_TASK OBJECTIVE:_
In your copy, leave out the pictures; write out all the data exactly.

##### THE RECORDS #####

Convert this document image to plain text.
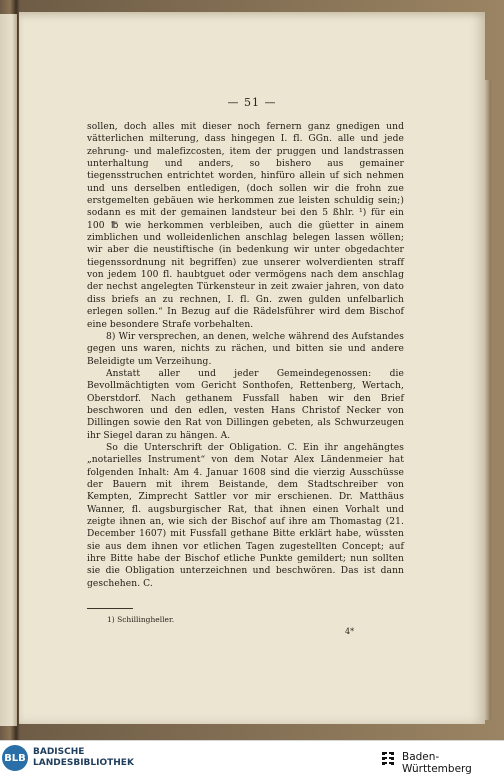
— 51 —

sollen, doch alles mit dieser noch fernern ganz gnedigen und vätterlichen milterung, dass hingegen I. fl. GGn. alle und jede zehrung- und malefizcosten, item der pruggen und landstrassen unterhaltung und anders, so bishero aus gemainer tiegensstruchen entrichtet worden, hinfüro allein uf sich nehmen und uns derselben entledigen, (doch sollen wir die frohn zue erstgemelten gebäuen wie herkommen zue leisten schuldig sein;) sodann es mit der gemainen landsteur bei den 5 ßhlr. ¹) für ein 100 ℔ wie herkommen verbleiben, auch die güetter in ainem zimblichen und wolleidenlichen anschlag belegen lassen wöllen; wir aber die neustiftische (in bedenkung wir unter obgedachter tiegenssordnung nit begriffen) zue unserer wolverdienten straff von jedem 100 fl. haubtguet oder vermögens nach dem anschlag der nechst angelegten Türkensteur in zeit zwaier jahren, von dato diss briefs an zu rechnen, I. fl. Gn. zwen gulden unfelbarlich erlegen sollen.“ In Bezug auf die Rädelsführer wird dem Bischof eine besondere Strafe vorbehalten.

8) Wir versprechen, an denen, welche während des Aufstandes gegen uns waren, nichts zu rächen, und bitten sie und andere Beleidigte um Verzeihung.

Anstatt aller und jeder Gemeindegenossen: die Bevollmächtigten vom Gericht Sonthofen, Rettenberg, Wertach, Oberstdorf. Nach gethanem Fussfall haben wir den Brief beschworen und den edlen, vesten Hans Christof Necker von Dillingen sowie den Rat von Dillingen gebeten, als Schwurzeugen ihr Siegel daran zu hängen. A.

So die Unterschrift der Obligation. C. Ein ihr angehängtes „notarielles Instrument“ von dem Notar Alex Ländenmeier hat folgenden Inhalt: Am 4. Januar 1608 sind die vierzig Ausschüsse der Bauern mit ihrem Beistande, dem Stadtschreiber von Kempten, Zimprecht Sattler vor mir erschienen. Dr. Matthäus Wanner, fl. augsburgischer Rat, that ihnen einen Vorhalt und zeigte ihnen an, wie sich der Bischof auf ihre am Thomastag (21. December 1607) mit Fussfall gethane Bitte erklärt habe, wüssten sie aus dem ihnen vor etlichen Tagen zugestellten Concept; auf ihre Bitte habe der Bischof etliche Punkte gemildert; nun sollten sie die Obligation unterzeichnen und beschwören. Das ist dann geschehen. C.

1) Schillingheller.
4*
BLB
BADISCHE
LANDESBIBLIOTHEK	Baden-Württemberg
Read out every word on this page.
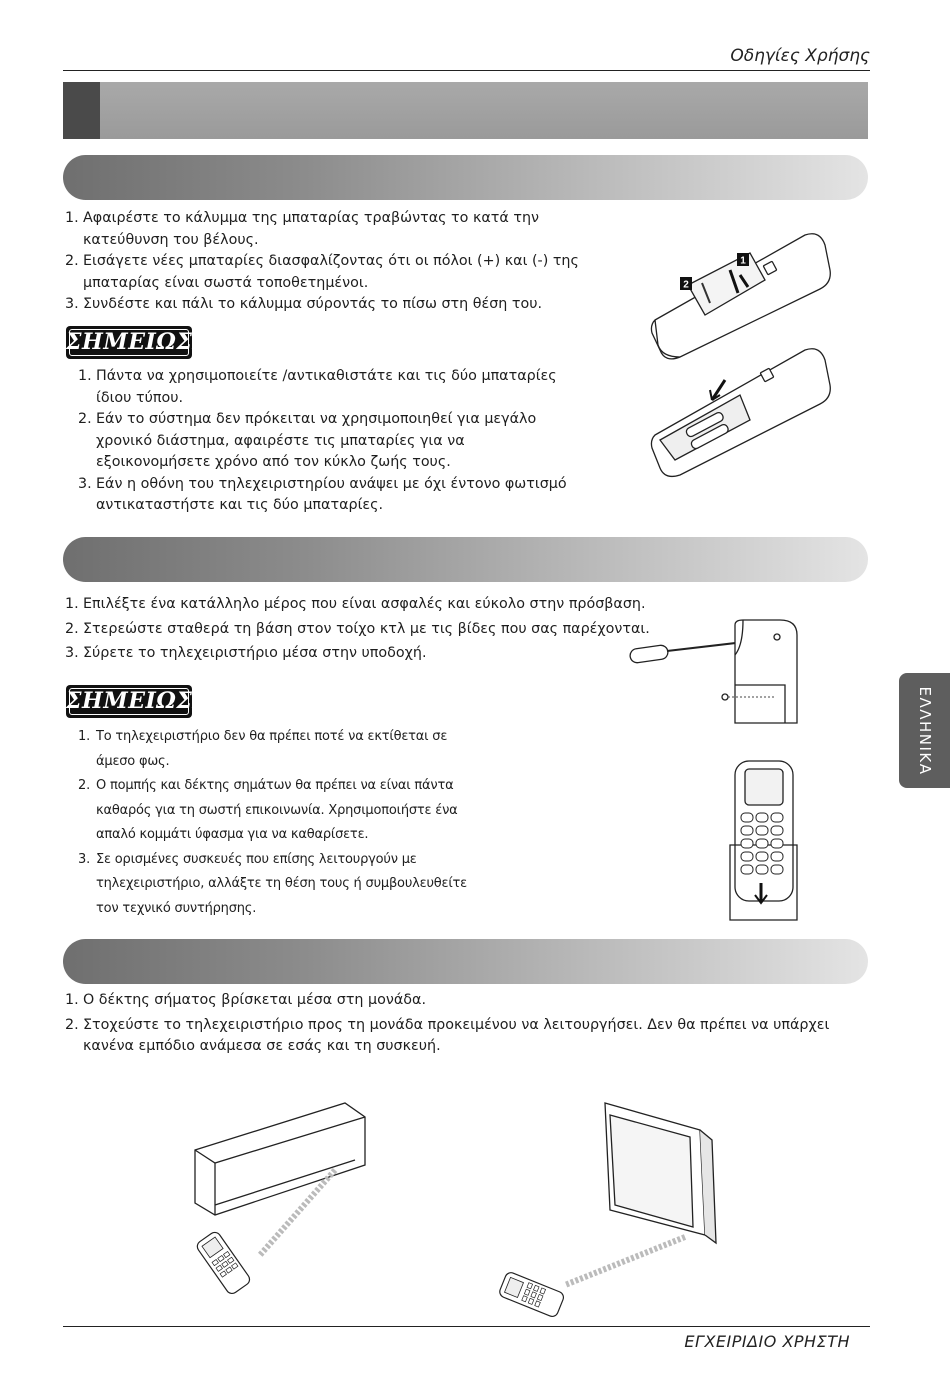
Οδηγίες Χρήσης
1. Αφαιρέστε το κάλυμμα της μπαταρίας τραβώντας το κατά την κατεύθυνση του βέλους.
2. Εισάγετε νέες μπαταρίες διασφαλίζοντας ότι οι πόλοι (+) και (-) της μπαταρίας είναι σωστά τοποθετημένοι.
3. Συνδέστε και πάλι το κάλυμμα σύροντάς το πίσω στη θέση του.
ΣΗΜΕΙΩΣΗ
1. Πάντα να χρησιμοποιείτε /αντικαθιστάτε και τις δύο μπαταρίες ίδιου τύπου.
2. Εάν το σύστημα δεν πρόκειται να χρησιμοποιηθεί για μεγάλο χρονικό διάστημα, αφαιρέστε τις μπαταρίες για να εξοικονομήσετε χρόνο από τον κύκλο ζωής τους.
3. Εάν η οθόνη του τηλεχειριστηρίου ανάψει με όχι έντονο φωτισμό αντικαταστήστε και τις δύο μπαταρίες.
1
2
1. Επιλέξτε ένα κατάλληλο μέρος που είναι ασφαλές και εύκολο στην πρόσβαση.
2. Στερεώστε σταθερά τη βάση στον τοίχο κτλ με τις βίδες που σας παρέχονται.
3. Σύρετε το τηλεχειριστήριο μέσα στην υποδοχή.
ΣΗΜΕΙΩΣΗ
1. Το τηλεχειριστήριο δεν θα πρέπει ποτέ να εκτίθεται σε άμεσο φως.
2. Ο πομπής και δέκτης σημάτων θα πρέπει να είναι πάντα καθαρός για τη σωστή επικοινωνία. Χρησιμοποιήστε ένα απαλό κομμάτι ύφασμα για να καθαρίσετε.
3. Σε ορισμένες συσκευές που επίσης λειτουργούν με τηλεχειριστήριο, αλλάξτε τη θέση τους ή συμβουλευθείτε τον τεχνικό συντήρησης.
1. Ο δέκτης σήματος βρίσκεται μέσα στη μονάδα.
2. Στοχεύστε το τηλεχειριστήριο προς τη μονάδα προκειμένου να λειτουργήσει. Δεν θα πρέπει να υπάρχει κανένα εμπόδιο ανάμεσα σε εσάς και τη συσκευή.
ΕΛΛΗΝΙΚΑ
ΕΓΧΕΙΡΙΔΙΟ ΧΡΗΣΤΗ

#####

_TASK OUTPUT:_
Convert this document image to plain text.
— 51 —

sollen, doch alles mit dieser noch fernern ganz gnedigen und vätterlichen milterung, dass hingegen I. fl. GGn. alle und jede zehrung- und malefizcosten, item der pruggen und landstrassen unterhaltung und anders, so bishero aus gemainer tiegensstruchen entrichtet worden, hinfüro allein uf sich nehmen und uns derselben entledigen, (doch sollen wir die frohn zue erstgemelten gebäuen wie herkommen zue leisten schuldig sein;) sodann es mit der gemainen landsteur bei den 5 ßhlr. ¹) für ein 100 ℔ wie herkommen verbleiben, auch die güetter in ainem zimblichen und wolleidenlichen anschlag belegen lassen wöllen; wir aber die neustiftische (in bedenkung wir unter obgedachter tiegenssordnung nit begriffen) zue unserer wolverdienten straff von jedem 100 fl. haubtguet oder vermögens nach dem anschlag der nechst angelegten Türkensteur in zeit zwaier jahren, von dato diss briefs an zu rechnen, I. fl. Gn. zwen gulden unfelbarlich erlegen sollen.“ In Bezug auf die Rädelsführer wird dem Bischof eine besondere Strafe vorbehalten.

8) Wir versprechen, an denen, welche während des Aufstandes gegen uns waren, nichts zu rächen, und bitten sie und andere Beleidigte um Verzeihung.

Anstatt aller und jeder Gemeindegenossen: die Bevollmächtigten vom Gericht Sonthofen, Rettenberg, Wertach, Oberstdorf. Nach gethanem Fussfall haben wir den Brief beschworen und den edlen, vesten Hans Christof Necker von Dillingen sowie den Rat von Dillingen gebeten, als Schwurzeugen ihr Siegel daran zu hängen. A.

So die Unterschrift der Obligation. C. Ein ihr angehängtes „notarielles Instrument“ von dem Notar Alex Ländenmeier hat folgenden Inhalt: Am 4. Januar 1608 sind die vierzig Ausschüsse der Bauern mit ihrem Beistande, dem Stadtschreiber von Kempten, Zimprecht Sattler vor mir erschienen. Dr. Matthäus Wanner, fl. augsburgischer Rat, that ihnen einen Vorhalt und zeigte ihnen an, wie sich der Bischof auf ihre am Thomastag (21. December 1607) mit Fussfall gethane Bitte erklärt habe, wüssten sie aus dem ihnen vor etlichen Tagen zugestellten Concept; auf ihre Bitte habe der Bischof etliche Punkte gemildert; nun sollten sie die Obligation unterzeichnen und beschwören. Das ist dann geschehen. C.

1) Schillingheller.
4*
BLB
BADISCHE
LANDESBIBLIOTHEK	Baden-Württemberg
Read out every word on this page.
Οδηγίες Χρήσης
1. Αφαιρέστε το κάλυμμα της μπαταρίας τραβώντας το κατά την κατεύθυνση του βέλους.
2. Εισάγετε νέες μπαταρίες διασφαλίζοντας ότι οι πόλοι (+) και (-) της μπαταρίας είναι σωστά τοποθετημένοι.
3. Συνδέστε και πάλι το κάλυμμα σύροντάς το πίσω στη θέση του.
ΣΗΜΕΙΩΣΗ
1. Πάντα να χρησιμοποιείτε /αντικαθιστάτε και τις δύο μπαταρίες ίδιου τύπου.
2. Εάν το σύστημα δεν πρόκειται να χρησιμοποιηθεί για μεγάλο χρονικό διάστημα, αφαιρέστε τις μπαταρίες για να εξοικονομήσετε χρόνο από τον κύκλο ζωής τους.
3. Εάν η οθόνη του τηλεχειριστηρίου ανάψει με όχι έντονο φωτισμό αντικαταστήστε και τις δύο μπαταρίες.
1
2
1. Επιλέξτε ένα κατάλληλο μέρος που είναι ασφαλές και εύκολο στην πρόσβαση.
2. Στερεώστε σταθερά τη βάση στον τοίχο κτλ με τις βίδες που σας παρέχονται.
3. Σύρετε το τηλεχειριστήριο μέσα στην υποδοχή.
ΣΗΜΕΙΩΣΗ
1. Το τηλεχειριστήριο δεν θα πρέπει ποτέ να εκτίθεται σε άμεσο φως.
2. Ο πομπής και δέκτης σημάτων θα πρέπει να είναι πάντα καθαρός για τη σωστή επικοινωνία. Χρησιμοποιήστε ένα απαλό κομμάτι ύφασμα για να καθαρίσετε.
3. Σε ορισμένες συσκευές που επίσης λειτουργούν με τηλεχειριστήριο, αλλάξτε τη θέση τους ή συμβουλευθείτε τον τεχνικό συντήρησης.
1. Ο δέκτης σήματος βρίσκεται μέσα στη μονάδα.
2. Στοχεύστε το τηλεχειριστήριο προς τη μονάδα προκειμένου να λειτουργήσει. Δεν θα πρέπει να υπάρχει κανένα εμπόδιο ανάμεσα σε εσάς και τη συσκευή.
ΕΛΛΗΝΙΚΑ
ΕΓΧΕΙΡΙΔΙΟ ΧΡΗΣΤΗ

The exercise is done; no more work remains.